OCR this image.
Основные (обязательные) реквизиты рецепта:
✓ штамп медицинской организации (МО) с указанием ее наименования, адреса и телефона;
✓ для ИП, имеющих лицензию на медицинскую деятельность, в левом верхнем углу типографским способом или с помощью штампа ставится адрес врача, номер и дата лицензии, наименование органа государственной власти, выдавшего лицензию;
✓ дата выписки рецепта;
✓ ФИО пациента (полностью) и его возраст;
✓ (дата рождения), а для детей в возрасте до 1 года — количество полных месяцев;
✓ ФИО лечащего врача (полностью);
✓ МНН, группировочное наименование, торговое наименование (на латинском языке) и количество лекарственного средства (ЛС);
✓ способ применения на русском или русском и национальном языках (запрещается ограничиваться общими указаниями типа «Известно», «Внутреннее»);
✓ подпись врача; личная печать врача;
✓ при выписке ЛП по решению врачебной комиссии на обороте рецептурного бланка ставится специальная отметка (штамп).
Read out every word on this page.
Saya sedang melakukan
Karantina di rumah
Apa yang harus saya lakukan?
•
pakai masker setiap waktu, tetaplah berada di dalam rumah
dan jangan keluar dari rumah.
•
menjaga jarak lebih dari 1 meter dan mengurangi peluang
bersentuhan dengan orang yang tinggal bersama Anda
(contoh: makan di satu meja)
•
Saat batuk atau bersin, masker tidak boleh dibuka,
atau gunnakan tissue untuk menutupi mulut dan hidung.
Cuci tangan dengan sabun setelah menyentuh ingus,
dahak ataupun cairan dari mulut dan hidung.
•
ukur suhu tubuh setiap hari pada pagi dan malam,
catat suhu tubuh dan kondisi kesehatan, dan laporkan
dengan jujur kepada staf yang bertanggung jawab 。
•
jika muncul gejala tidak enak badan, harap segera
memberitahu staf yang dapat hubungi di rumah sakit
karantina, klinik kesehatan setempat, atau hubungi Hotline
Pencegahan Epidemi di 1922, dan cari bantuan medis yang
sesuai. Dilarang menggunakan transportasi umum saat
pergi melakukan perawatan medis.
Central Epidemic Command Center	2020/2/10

================================

■ Task ■
Using the listing above, please repeat every entry exactly.

■ The completed task ■
OCR this image.
Основные (обязательные) реквизиты рецепта:
✓ штамп медицинской организации (МО) с указанием ее наименования, адреса и телефона;
✓ для ИП, имеющих лицензию на медицинскую деятельность, в левом верхнем углу типографским способом или с помощью штампа ставится адрес врача, номер и дата лицензии, наименование органа государственной власти, выдавшего лицензию;
✓ дата выписки рецепта;
✓ ФИО пациента (полностью) и его возраст;
✓ (дата рождения), а для детей в возрасте до 1 года — количество полных месяцев;
✓ ФИО лечащего врача (полностью);
✓ МНН, группировочное наименование, торговое наименование (на латинском языке) и количество лекарственного средства (ЛС);
✓ способ применения на русском или русском и национальном языках (запрещается ограничиваться общими указаниями типа «Известно», «Внутреннее»);
✓ подпись врача; личная печать врача;
✓ при выписке ЛП по решению врачебной комиссии на обороте рецептурного бланка ставится специальная отметка (штамп).
Read out every word on this page.
Saya sedang melakukan
Karantina di rumah
Apa yang harus saya lakukan?
•
pakai masker setiap waktu, tetaplah berada di dalam rumah
dan jangan keluar dari rumah.
•
menjaga jarak lebih dari 1 meter dan mengurangi peluang
bersentuhan dengan orang yang tinggal bersama Anda
(contoh: makan di satu meja)
•
Saat batuk atau bersin, masker tidak boleh dibuka,
atau gunnakan tissue untuk menutupi mulut dan hidung.
Cuci tangan dengan sabun setelah menyentuh ingus,
dahak ataupun cairan dari mulut dan hidung.
•
ukur suhu tubuh setiap hari pada pagi dan malam,
catat suhu tubuh dan kondisi kesehatan, dan laporkan
dengan jujur kepada staf yang bertanggung jawab 。
•
jika muncul gejala tidak enak badan, harap segera
memberitahu staf yang dapat hubungi di rumah sakit
karantina, klinik kesehatan setempat, atau hubungi Hotline
Pencegahan Epidemi di 1922, dan cari bantuan medis yang
sesuai. Dilarang menggunakan transportasi umum saat
pergi melakukan perawatan medis.
Central Epidemic Command Center	2020/2/10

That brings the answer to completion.